>> START Entries shown
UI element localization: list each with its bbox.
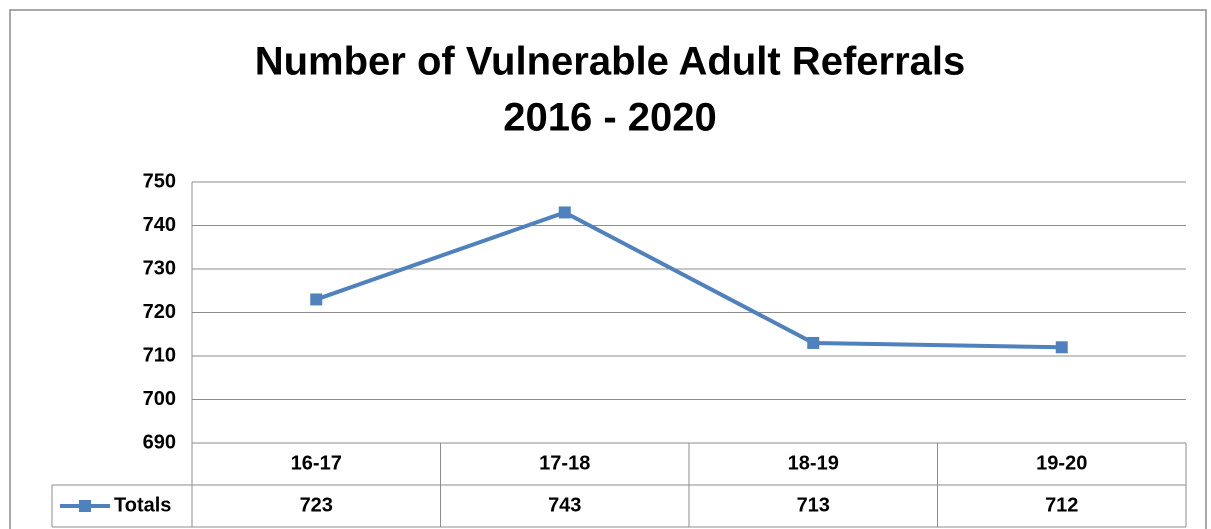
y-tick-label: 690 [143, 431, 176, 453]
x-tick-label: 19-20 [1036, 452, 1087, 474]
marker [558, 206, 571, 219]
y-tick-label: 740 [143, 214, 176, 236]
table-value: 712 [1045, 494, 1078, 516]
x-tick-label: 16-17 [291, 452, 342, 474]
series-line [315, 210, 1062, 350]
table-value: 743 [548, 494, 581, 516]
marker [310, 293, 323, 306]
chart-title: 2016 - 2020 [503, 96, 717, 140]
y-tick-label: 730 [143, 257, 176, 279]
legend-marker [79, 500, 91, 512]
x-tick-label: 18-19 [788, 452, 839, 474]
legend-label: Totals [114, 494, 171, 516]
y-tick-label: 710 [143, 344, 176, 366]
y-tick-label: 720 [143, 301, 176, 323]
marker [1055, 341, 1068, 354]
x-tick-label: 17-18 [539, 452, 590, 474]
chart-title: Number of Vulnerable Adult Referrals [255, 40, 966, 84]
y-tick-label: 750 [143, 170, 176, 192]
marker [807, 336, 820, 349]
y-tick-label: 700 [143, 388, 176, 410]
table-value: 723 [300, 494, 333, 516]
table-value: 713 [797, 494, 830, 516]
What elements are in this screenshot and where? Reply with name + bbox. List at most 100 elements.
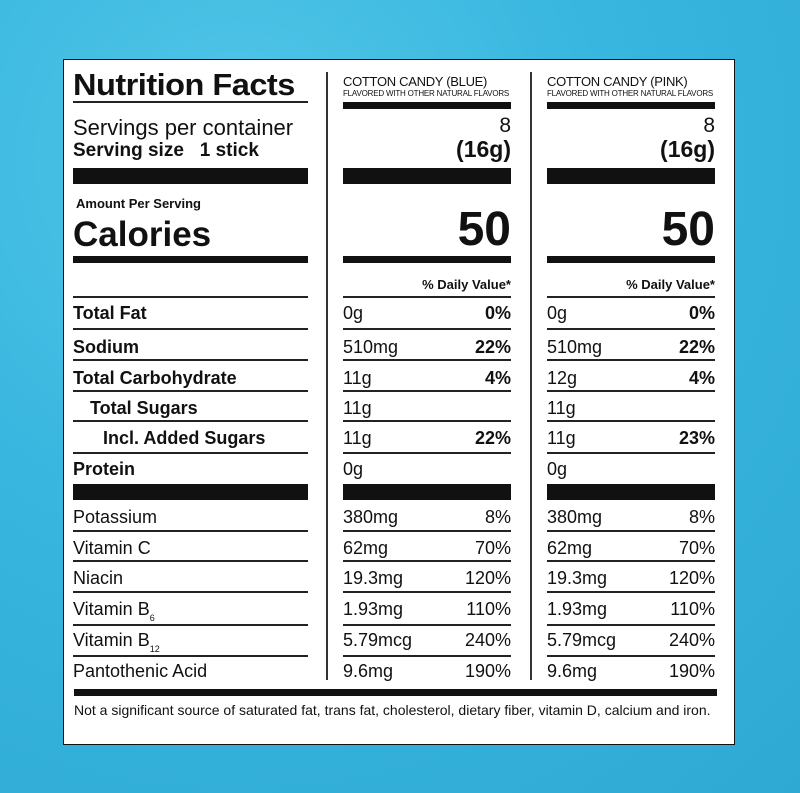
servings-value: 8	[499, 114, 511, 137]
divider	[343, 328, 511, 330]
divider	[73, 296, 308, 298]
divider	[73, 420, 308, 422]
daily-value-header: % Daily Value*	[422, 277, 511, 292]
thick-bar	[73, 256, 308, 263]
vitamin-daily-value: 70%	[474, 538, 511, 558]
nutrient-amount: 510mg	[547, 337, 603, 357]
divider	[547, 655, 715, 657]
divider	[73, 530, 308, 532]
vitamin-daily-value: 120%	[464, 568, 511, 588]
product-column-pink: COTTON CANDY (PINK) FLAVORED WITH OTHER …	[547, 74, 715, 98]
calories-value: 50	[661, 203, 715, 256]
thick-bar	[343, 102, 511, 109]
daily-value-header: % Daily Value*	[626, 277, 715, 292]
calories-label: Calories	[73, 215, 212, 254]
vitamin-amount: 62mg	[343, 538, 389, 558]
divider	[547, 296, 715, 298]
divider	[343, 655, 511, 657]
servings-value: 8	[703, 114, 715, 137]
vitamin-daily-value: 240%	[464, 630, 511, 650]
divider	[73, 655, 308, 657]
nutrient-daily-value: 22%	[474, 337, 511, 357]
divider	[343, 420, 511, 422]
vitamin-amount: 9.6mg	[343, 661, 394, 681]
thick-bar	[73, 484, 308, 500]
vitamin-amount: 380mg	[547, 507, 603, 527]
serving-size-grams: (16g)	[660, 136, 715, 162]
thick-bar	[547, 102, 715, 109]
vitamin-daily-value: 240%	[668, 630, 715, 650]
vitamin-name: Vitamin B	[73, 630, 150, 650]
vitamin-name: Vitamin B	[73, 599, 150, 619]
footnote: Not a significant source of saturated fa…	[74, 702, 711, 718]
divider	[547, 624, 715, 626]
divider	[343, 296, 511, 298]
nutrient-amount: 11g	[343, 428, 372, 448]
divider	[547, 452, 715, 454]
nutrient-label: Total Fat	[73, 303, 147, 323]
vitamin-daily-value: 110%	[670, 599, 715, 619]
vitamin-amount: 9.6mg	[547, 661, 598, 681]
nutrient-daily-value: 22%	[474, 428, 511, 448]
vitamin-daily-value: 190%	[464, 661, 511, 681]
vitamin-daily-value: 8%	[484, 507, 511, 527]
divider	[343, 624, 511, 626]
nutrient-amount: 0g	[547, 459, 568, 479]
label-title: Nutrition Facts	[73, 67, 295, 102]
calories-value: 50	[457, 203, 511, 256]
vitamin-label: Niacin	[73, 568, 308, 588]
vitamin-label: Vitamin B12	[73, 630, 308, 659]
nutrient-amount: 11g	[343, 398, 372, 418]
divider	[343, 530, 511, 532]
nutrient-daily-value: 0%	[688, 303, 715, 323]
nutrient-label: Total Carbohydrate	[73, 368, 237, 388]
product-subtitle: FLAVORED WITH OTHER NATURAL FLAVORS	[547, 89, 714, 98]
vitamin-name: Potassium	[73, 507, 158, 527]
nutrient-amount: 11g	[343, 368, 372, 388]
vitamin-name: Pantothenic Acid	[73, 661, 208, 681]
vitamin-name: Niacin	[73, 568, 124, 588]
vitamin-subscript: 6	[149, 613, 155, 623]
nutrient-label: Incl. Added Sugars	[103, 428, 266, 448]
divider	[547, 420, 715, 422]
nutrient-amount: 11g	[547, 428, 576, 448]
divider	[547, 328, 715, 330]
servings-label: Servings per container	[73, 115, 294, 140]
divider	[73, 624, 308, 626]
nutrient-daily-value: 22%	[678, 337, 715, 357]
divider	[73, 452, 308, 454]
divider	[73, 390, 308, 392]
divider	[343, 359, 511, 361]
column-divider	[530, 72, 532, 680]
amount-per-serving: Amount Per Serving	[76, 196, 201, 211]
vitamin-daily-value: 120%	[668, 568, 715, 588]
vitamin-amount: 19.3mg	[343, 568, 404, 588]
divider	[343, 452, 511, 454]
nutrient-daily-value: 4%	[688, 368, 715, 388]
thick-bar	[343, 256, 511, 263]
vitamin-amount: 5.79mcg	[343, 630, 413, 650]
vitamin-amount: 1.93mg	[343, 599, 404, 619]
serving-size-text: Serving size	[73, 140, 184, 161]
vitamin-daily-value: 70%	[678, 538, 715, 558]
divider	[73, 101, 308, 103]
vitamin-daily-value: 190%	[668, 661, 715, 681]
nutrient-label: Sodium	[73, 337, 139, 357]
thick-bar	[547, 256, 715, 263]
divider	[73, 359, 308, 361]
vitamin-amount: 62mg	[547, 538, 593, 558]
>> END Entries shown
What you should do:
Keep only the lines in the records above that contain the word "servings".

Answer to this task:
servings-value: 8	[499, 114, 511, 137]
servings-value: 8	[703, 114, 715, 137]
servings-label: Servings per container	[73, 115, 294, 140]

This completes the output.